Problem description
Using the records provided below, locate and copy each line that contains the word "name".

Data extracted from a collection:
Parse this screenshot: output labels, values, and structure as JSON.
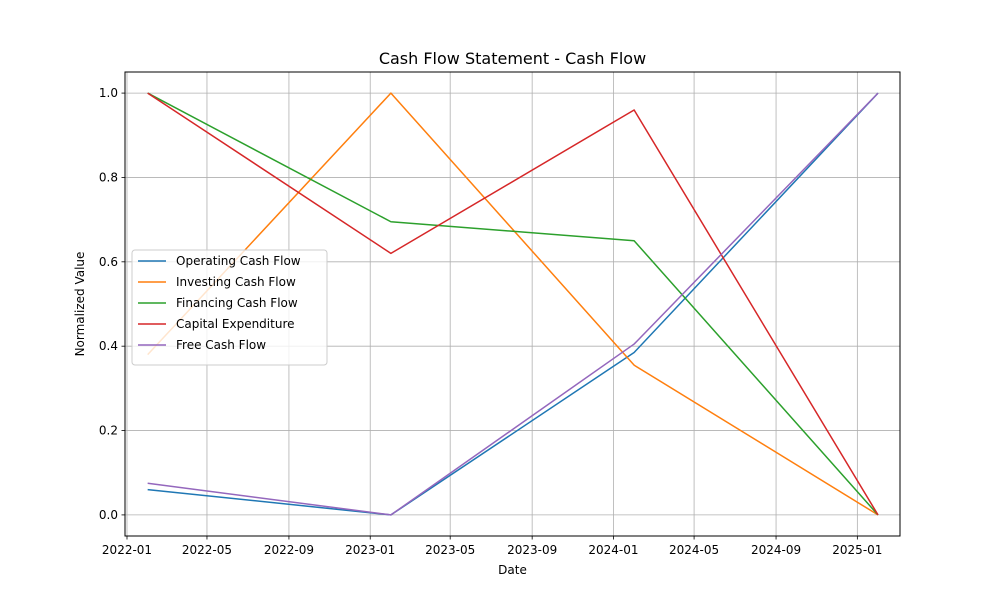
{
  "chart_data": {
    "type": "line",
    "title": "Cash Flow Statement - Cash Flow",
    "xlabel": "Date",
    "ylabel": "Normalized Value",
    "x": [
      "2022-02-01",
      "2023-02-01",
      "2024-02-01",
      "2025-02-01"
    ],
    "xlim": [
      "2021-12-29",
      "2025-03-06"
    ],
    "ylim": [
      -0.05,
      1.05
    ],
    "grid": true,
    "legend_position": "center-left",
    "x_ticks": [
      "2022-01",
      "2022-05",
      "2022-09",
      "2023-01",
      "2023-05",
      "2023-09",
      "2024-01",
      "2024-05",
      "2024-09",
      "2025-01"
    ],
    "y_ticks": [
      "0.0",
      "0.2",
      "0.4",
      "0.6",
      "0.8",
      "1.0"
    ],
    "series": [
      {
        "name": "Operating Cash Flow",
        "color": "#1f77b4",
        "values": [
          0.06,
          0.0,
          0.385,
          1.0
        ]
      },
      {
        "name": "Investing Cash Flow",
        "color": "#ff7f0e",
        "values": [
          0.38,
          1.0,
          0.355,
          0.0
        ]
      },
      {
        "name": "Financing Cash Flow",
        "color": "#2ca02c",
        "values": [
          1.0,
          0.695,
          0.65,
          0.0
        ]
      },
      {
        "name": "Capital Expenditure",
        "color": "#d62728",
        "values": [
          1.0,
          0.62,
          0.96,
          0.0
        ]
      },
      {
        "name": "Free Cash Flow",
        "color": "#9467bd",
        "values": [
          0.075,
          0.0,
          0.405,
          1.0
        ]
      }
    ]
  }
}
...
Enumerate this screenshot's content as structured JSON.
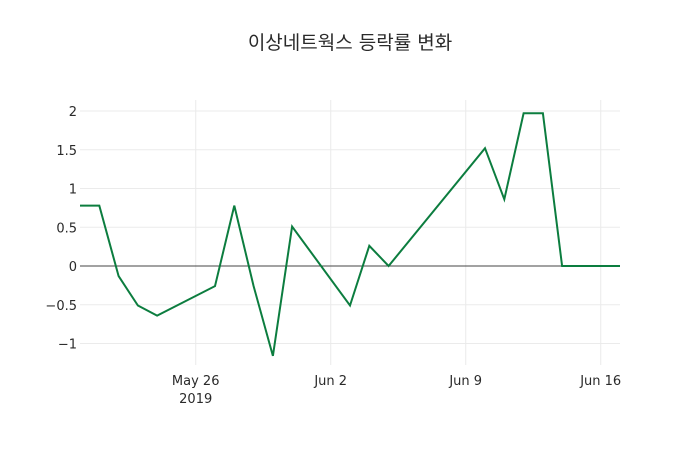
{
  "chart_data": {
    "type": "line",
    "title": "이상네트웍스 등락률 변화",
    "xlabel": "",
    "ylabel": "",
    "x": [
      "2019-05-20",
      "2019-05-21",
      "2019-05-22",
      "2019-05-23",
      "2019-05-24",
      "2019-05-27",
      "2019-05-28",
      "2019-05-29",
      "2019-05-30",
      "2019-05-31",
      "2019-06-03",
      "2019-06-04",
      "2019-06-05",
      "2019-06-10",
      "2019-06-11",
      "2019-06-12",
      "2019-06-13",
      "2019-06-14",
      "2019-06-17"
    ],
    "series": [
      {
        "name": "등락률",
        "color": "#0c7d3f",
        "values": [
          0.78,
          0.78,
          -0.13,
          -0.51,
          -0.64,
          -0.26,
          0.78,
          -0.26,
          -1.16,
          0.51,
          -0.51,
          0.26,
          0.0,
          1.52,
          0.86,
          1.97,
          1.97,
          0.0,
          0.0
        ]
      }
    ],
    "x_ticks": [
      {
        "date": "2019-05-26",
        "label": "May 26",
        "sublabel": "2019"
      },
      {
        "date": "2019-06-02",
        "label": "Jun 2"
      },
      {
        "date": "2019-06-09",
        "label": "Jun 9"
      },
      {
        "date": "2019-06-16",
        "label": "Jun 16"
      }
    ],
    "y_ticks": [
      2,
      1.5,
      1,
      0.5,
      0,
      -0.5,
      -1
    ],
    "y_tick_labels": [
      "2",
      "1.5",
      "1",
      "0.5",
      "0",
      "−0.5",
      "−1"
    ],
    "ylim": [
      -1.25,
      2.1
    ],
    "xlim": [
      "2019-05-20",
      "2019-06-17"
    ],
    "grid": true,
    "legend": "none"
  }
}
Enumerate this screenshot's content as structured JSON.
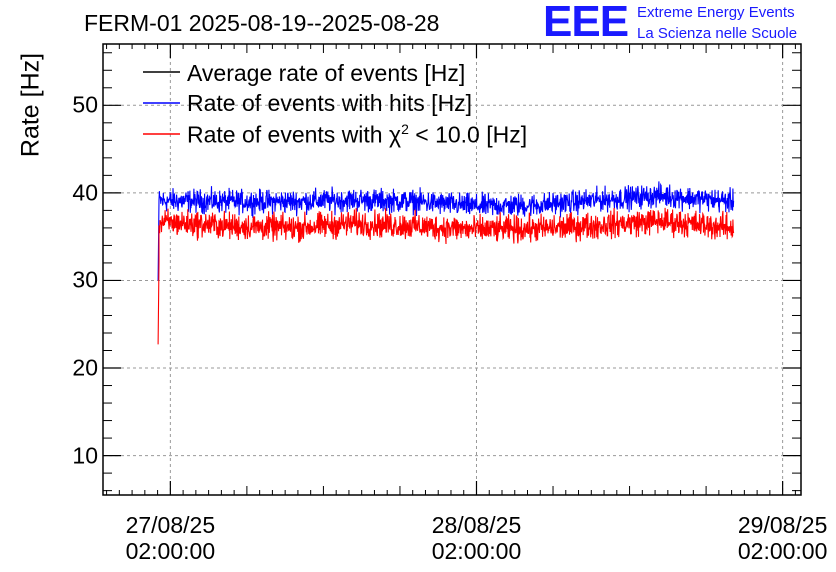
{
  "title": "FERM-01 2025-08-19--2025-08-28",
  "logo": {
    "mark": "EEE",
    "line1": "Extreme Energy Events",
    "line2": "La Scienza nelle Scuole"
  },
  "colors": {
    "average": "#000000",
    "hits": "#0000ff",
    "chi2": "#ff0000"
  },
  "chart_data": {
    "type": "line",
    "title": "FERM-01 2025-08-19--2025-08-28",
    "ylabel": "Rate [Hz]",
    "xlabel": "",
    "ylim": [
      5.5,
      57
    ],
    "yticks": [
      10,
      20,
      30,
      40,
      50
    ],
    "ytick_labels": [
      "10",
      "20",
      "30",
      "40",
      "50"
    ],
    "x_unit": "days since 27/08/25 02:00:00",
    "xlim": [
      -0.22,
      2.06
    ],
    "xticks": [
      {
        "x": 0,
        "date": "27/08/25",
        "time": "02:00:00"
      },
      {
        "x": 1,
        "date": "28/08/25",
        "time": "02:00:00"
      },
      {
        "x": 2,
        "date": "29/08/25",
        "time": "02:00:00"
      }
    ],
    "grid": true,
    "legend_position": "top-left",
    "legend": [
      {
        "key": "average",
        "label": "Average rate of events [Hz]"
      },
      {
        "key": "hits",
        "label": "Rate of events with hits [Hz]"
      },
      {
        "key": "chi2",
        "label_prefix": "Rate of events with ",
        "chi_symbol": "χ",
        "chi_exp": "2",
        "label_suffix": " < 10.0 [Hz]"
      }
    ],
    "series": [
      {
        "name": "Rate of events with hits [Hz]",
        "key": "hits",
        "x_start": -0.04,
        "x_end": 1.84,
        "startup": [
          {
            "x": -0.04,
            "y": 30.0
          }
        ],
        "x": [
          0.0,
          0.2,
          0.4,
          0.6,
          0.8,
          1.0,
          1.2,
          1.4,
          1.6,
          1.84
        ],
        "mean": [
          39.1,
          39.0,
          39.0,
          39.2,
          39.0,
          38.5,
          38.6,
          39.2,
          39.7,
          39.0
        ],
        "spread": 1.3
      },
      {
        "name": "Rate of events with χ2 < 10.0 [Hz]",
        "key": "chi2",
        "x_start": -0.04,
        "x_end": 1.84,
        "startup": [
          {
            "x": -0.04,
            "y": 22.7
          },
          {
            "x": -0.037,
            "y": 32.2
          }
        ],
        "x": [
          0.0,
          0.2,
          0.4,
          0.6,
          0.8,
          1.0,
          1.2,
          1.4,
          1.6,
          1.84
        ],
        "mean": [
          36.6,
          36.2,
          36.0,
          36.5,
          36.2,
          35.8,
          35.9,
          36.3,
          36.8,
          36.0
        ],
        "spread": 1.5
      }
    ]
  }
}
...
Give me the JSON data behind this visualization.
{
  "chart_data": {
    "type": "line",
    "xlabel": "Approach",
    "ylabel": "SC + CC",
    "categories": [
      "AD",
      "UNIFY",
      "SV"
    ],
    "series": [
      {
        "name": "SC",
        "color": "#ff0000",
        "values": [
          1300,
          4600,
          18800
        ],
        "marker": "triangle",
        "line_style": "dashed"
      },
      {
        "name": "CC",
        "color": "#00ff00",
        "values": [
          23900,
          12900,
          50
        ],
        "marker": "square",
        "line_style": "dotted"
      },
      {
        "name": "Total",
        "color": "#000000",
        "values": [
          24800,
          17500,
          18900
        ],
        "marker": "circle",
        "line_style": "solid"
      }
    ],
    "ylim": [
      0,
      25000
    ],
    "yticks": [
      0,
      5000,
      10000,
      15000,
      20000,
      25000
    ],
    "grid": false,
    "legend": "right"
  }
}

In response
        "name": "Operating Cash Flow",
        "name": "Investing Cash Flow",
        "name": "Financing Cash Flow",
        "name": "Capital Expenditure",
        "name": "Free Cash Flow",
        "name": "등락률",
        "name": "Rate of events with hits [Hz]",
        "name": "Rate of events with χ2 < 10.0 [Hz]",
        "name": "SC",
        "name": "CC",
        "name": "Total",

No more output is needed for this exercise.